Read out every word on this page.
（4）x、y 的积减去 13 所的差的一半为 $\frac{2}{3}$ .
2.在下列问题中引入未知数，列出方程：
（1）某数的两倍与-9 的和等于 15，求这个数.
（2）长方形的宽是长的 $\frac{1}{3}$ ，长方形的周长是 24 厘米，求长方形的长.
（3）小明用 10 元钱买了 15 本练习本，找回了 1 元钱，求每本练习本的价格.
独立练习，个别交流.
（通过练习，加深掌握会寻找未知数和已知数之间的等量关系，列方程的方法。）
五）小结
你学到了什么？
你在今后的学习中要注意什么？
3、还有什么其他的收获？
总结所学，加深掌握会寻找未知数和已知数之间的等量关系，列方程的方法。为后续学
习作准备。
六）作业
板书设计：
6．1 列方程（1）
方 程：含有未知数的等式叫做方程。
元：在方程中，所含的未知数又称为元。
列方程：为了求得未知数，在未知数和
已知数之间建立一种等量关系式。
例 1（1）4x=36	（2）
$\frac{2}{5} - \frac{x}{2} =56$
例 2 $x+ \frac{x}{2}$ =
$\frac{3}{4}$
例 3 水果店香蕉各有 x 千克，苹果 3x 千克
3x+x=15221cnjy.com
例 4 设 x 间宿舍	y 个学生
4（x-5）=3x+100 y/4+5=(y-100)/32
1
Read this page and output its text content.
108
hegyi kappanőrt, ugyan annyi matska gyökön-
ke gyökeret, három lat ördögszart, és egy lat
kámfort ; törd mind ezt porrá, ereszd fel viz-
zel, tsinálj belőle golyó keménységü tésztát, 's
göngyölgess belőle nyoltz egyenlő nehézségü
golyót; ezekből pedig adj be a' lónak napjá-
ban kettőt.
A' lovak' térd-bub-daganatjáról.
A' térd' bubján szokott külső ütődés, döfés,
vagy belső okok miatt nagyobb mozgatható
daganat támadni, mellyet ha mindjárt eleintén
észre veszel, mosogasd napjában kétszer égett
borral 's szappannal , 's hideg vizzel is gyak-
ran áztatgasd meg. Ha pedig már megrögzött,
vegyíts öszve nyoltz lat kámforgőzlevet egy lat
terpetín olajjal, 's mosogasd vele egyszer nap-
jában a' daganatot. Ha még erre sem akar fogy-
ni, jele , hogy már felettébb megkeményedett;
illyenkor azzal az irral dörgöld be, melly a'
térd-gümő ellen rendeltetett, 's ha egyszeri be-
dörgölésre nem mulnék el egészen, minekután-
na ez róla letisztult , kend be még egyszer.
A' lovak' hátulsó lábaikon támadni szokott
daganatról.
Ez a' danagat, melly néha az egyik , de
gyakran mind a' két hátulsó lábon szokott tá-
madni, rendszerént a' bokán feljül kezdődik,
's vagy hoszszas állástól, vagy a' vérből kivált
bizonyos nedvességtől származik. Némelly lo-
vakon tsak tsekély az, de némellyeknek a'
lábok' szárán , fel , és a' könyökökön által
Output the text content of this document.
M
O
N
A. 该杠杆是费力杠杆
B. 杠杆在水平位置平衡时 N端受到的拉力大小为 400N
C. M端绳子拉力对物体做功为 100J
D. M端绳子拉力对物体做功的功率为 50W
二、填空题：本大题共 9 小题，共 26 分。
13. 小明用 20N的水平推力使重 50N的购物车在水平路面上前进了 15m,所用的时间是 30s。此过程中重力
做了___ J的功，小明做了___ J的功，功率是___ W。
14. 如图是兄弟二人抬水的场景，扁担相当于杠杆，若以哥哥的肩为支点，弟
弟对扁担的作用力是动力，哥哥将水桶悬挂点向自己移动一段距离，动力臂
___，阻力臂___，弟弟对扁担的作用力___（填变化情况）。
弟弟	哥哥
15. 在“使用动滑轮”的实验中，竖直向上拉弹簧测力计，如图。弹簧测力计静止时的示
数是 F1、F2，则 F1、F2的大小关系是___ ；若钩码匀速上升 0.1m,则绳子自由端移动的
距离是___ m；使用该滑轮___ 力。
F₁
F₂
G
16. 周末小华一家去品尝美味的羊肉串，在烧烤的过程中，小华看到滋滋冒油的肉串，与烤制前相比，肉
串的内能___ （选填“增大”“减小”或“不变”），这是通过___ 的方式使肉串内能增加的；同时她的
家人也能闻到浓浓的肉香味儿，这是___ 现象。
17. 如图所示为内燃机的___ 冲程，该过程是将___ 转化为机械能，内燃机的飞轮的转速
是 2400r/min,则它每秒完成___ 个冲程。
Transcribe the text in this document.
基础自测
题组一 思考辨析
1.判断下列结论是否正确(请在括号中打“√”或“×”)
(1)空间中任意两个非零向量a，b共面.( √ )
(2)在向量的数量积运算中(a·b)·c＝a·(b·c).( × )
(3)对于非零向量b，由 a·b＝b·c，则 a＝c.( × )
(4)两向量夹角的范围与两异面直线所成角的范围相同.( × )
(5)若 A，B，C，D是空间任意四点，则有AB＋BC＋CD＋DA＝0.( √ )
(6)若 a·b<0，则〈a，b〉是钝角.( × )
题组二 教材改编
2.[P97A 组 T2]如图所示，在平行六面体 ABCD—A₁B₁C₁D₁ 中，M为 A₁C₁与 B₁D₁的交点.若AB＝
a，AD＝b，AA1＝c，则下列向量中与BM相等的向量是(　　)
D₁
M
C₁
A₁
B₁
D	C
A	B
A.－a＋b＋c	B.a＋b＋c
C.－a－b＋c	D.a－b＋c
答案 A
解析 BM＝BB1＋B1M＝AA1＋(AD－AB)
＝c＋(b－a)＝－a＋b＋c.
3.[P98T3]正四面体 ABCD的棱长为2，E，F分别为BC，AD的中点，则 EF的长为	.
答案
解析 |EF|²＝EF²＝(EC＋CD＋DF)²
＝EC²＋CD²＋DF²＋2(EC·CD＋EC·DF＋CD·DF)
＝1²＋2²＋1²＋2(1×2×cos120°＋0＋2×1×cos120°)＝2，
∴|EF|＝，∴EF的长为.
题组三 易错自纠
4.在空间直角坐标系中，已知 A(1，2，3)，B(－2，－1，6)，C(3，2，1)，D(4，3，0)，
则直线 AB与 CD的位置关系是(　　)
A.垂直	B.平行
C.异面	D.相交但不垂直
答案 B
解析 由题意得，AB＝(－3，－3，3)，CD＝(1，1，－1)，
########################################
* [EXERCISE DESCRIPTION] Find the lines containing "térd" and pull them out.

* [TASK ANSWER]
A' lovak' térd-bub-daganatjáról.
A' térd' bubján szokott külső ütődés, döfés,
térd-gümő ellen rendeltetett, 's ha egyszeri be-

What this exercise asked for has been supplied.